───── Data shown

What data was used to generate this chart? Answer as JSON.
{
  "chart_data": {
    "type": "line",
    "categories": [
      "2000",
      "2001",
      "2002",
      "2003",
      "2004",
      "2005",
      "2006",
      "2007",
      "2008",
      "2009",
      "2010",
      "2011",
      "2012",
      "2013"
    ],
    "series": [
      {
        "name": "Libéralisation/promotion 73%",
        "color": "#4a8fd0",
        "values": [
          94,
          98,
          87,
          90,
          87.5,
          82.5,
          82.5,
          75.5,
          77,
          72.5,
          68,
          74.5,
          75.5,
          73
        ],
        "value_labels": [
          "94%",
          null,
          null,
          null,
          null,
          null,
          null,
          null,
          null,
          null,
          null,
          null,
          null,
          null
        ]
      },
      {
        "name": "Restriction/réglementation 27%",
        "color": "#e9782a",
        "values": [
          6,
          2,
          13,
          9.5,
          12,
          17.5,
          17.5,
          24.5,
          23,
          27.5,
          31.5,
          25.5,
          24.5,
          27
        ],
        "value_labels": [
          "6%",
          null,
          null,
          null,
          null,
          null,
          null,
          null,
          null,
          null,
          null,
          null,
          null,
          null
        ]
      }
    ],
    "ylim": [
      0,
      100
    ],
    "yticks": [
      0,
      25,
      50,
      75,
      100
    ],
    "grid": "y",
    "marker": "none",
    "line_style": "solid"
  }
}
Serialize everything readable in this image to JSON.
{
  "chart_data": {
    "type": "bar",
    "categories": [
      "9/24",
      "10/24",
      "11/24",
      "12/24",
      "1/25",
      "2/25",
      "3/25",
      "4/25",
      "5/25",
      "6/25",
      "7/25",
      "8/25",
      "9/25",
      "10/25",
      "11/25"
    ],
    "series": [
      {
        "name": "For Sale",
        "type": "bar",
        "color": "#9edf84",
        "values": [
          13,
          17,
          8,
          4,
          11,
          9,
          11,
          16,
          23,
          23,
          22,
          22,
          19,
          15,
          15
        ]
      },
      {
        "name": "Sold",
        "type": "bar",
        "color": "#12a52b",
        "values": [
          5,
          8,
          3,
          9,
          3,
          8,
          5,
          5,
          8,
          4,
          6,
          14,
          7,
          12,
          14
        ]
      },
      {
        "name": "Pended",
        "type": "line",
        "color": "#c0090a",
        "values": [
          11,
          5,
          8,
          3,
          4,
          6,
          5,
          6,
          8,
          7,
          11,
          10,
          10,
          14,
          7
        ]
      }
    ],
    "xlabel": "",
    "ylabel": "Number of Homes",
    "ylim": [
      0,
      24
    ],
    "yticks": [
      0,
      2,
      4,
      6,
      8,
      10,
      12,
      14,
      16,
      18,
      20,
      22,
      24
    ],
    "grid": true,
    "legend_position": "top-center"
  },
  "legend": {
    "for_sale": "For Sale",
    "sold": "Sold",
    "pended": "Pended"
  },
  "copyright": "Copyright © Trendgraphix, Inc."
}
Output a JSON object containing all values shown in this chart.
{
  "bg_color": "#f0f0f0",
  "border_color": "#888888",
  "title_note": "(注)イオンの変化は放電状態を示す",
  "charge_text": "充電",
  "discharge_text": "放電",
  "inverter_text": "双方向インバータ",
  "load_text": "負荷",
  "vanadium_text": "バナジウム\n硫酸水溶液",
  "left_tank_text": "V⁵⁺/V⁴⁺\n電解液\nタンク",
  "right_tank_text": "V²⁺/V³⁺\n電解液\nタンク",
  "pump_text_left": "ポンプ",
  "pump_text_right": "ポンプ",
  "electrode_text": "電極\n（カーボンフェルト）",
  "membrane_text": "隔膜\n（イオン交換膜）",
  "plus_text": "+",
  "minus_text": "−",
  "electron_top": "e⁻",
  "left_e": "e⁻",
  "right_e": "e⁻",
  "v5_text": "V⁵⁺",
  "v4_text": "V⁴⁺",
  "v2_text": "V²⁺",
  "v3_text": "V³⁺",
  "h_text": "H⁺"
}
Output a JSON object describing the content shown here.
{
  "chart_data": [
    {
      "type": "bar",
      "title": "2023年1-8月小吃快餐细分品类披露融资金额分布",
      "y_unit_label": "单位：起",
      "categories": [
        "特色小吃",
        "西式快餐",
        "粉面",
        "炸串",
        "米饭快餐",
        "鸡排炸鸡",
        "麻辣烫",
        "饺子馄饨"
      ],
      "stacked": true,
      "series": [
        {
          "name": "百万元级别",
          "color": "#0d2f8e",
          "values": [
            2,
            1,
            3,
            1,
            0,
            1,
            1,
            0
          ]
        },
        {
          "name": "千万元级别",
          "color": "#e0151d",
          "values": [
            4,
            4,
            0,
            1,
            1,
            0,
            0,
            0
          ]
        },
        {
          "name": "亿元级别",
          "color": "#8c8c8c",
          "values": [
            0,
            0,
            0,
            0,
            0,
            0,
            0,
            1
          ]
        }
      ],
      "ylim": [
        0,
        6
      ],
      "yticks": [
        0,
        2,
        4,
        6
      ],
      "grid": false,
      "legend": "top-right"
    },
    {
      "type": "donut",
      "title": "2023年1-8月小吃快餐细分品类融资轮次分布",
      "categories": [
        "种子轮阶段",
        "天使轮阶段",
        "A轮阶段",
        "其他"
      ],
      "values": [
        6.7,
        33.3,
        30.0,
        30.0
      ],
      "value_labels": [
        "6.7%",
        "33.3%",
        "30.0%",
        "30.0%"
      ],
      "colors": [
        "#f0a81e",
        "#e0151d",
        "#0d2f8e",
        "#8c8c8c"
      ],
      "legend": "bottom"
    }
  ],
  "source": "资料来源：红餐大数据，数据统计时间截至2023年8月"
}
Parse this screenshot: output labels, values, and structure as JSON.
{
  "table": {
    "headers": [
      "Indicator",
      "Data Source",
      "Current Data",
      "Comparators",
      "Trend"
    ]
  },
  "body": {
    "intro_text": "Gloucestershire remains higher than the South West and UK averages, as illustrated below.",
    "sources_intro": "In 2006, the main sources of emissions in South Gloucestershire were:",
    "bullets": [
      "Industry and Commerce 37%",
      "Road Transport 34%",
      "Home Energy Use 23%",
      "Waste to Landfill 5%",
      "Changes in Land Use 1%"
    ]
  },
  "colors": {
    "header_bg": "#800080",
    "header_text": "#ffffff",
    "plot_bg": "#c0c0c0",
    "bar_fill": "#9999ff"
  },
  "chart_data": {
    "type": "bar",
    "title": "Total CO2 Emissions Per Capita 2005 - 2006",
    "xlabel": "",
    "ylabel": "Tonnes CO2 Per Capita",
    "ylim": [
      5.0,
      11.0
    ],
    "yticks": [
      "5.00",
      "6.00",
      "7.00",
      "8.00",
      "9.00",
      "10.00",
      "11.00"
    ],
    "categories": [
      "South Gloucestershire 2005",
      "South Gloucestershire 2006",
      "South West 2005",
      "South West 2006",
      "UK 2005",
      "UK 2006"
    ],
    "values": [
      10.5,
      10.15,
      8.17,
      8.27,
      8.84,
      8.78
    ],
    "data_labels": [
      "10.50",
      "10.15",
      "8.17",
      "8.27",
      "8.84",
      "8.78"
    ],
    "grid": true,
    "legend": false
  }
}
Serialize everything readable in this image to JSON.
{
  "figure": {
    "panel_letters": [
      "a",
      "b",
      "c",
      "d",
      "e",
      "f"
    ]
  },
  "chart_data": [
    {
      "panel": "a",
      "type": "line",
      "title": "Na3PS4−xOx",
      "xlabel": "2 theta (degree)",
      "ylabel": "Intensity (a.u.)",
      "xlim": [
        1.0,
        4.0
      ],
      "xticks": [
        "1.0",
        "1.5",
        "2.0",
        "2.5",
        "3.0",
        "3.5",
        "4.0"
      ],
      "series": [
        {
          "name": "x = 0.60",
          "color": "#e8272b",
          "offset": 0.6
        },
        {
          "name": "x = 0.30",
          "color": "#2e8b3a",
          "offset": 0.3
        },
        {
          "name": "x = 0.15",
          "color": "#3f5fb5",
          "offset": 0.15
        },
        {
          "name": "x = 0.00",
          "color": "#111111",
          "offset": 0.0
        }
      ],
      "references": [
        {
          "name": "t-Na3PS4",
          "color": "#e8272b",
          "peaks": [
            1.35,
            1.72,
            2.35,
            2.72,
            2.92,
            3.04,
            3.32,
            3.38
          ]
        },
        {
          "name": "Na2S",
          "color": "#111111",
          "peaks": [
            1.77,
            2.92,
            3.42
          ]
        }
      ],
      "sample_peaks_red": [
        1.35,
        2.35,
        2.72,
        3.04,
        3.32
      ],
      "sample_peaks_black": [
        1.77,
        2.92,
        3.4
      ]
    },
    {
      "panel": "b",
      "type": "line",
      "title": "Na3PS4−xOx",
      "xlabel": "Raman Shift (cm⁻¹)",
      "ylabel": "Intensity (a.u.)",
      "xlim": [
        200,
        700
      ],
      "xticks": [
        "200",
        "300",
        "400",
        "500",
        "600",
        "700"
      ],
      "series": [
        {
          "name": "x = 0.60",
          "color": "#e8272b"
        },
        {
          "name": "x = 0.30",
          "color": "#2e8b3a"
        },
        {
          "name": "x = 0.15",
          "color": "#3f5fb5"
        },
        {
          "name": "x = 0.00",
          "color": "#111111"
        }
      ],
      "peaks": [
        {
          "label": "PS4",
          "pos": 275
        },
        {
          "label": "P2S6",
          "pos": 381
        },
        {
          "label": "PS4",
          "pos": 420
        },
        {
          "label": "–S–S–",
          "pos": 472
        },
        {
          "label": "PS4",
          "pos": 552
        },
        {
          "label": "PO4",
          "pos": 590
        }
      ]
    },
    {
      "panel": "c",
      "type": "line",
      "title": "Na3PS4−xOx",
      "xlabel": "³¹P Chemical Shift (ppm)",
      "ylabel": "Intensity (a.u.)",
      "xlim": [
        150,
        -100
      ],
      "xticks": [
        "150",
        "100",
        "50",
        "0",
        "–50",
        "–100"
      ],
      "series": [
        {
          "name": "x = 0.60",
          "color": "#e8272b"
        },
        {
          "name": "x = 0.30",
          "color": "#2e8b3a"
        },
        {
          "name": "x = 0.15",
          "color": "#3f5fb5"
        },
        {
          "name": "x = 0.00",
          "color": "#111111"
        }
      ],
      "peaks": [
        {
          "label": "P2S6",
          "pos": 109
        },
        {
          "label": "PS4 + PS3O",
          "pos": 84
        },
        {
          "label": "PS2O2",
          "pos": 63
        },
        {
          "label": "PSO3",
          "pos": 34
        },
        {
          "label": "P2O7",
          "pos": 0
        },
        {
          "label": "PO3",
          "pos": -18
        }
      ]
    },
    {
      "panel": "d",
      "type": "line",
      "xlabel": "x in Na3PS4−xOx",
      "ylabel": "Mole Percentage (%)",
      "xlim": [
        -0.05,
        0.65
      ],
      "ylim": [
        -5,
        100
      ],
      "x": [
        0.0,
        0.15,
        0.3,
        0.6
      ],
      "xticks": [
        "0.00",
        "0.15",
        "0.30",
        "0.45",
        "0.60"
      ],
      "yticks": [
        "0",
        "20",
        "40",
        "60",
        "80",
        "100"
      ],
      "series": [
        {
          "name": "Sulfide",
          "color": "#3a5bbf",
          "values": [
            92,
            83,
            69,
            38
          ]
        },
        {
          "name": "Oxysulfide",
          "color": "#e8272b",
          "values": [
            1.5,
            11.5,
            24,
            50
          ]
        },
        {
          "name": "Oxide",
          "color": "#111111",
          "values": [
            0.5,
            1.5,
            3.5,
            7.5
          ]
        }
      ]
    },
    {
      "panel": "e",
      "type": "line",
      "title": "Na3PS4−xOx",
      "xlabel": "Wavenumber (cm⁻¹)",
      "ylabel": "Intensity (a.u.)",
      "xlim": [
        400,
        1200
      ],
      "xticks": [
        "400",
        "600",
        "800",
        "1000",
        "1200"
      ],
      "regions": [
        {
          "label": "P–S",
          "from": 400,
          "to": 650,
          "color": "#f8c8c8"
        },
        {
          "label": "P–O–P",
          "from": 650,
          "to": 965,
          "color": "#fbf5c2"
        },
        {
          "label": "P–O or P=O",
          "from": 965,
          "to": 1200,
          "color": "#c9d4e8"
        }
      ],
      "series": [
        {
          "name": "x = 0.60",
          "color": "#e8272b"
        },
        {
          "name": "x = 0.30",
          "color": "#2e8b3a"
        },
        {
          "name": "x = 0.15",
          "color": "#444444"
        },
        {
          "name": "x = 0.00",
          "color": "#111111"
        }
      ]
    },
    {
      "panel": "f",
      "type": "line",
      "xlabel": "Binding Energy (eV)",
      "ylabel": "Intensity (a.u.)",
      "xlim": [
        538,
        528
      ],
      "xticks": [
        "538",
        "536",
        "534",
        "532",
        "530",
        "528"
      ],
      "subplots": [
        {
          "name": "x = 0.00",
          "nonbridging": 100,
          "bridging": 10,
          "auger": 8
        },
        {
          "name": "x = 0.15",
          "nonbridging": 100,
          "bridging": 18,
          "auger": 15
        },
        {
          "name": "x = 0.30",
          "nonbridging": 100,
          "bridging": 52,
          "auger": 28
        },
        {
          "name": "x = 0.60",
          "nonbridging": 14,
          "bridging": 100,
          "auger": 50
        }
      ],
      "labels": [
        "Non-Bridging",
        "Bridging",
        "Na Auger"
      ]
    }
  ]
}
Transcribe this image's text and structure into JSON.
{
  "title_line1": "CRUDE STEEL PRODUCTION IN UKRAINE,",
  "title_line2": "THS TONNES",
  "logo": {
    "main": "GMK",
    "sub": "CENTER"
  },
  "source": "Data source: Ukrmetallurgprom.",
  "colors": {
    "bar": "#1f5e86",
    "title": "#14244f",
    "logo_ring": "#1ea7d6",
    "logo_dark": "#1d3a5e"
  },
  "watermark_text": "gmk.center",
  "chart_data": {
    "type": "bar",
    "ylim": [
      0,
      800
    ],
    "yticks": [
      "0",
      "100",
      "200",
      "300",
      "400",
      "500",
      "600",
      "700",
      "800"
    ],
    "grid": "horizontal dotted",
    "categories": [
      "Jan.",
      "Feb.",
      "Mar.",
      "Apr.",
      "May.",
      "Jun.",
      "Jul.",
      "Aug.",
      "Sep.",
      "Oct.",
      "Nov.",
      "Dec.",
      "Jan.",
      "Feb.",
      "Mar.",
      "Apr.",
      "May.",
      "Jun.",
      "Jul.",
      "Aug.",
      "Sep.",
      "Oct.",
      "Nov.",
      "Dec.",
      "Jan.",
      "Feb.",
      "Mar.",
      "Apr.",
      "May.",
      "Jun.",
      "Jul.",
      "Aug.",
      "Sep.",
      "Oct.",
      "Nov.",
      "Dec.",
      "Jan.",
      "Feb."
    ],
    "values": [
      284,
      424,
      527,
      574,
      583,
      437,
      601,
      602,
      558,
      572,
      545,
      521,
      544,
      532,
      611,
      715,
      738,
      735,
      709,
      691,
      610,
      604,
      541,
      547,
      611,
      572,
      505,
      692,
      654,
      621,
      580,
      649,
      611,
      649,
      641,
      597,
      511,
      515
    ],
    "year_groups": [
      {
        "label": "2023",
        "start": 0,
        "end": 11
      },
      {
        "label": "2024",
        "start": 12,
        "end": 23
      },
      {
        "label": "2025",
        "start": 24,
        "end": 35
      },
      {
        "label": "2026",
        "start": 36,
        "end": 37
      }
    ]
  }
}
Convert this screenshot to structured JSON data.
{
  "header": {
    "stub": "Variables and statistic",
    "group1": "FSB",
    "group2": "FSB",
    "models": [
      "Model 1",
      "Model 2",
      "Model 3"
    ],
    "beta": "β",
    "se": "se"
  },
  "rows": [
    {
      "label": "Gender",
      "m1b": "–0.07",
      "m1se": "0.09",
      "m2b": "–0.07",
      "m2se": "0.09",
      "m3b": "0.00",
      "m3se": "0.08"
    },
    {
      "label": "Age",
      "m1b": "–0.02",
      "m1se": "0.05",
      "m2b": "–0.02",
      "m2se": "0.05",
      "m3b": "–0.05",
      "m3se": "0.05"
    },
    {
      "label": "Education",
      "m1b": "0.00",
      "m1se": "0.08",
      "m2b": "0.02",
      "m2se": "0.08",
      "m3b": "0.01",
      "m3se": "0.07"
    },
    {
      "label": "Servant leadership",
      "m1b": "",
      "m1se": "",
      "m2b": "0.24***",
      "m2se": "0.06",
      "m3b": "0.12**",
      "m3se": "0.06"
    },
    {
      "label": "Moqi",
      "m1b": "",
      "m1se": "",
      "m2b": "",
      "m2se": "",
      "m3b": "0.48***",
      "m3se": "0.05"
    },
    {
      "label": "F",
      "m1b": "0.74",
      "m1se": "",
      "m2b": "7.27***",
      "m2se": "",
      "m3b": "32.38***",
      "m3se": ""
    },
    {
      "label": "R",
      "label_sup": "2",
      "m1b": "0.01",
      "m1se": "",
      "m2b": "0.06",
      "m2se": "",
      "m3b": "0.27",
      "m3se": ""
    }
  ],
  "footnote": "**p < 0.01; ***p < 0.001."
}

──────────

→ To do
Check each line of the records for the word "Energy" and extract those that contain it.

→ Result for this task
      "Home Energy Use 23%",
      "xlabel": "Binding Energy (eV)",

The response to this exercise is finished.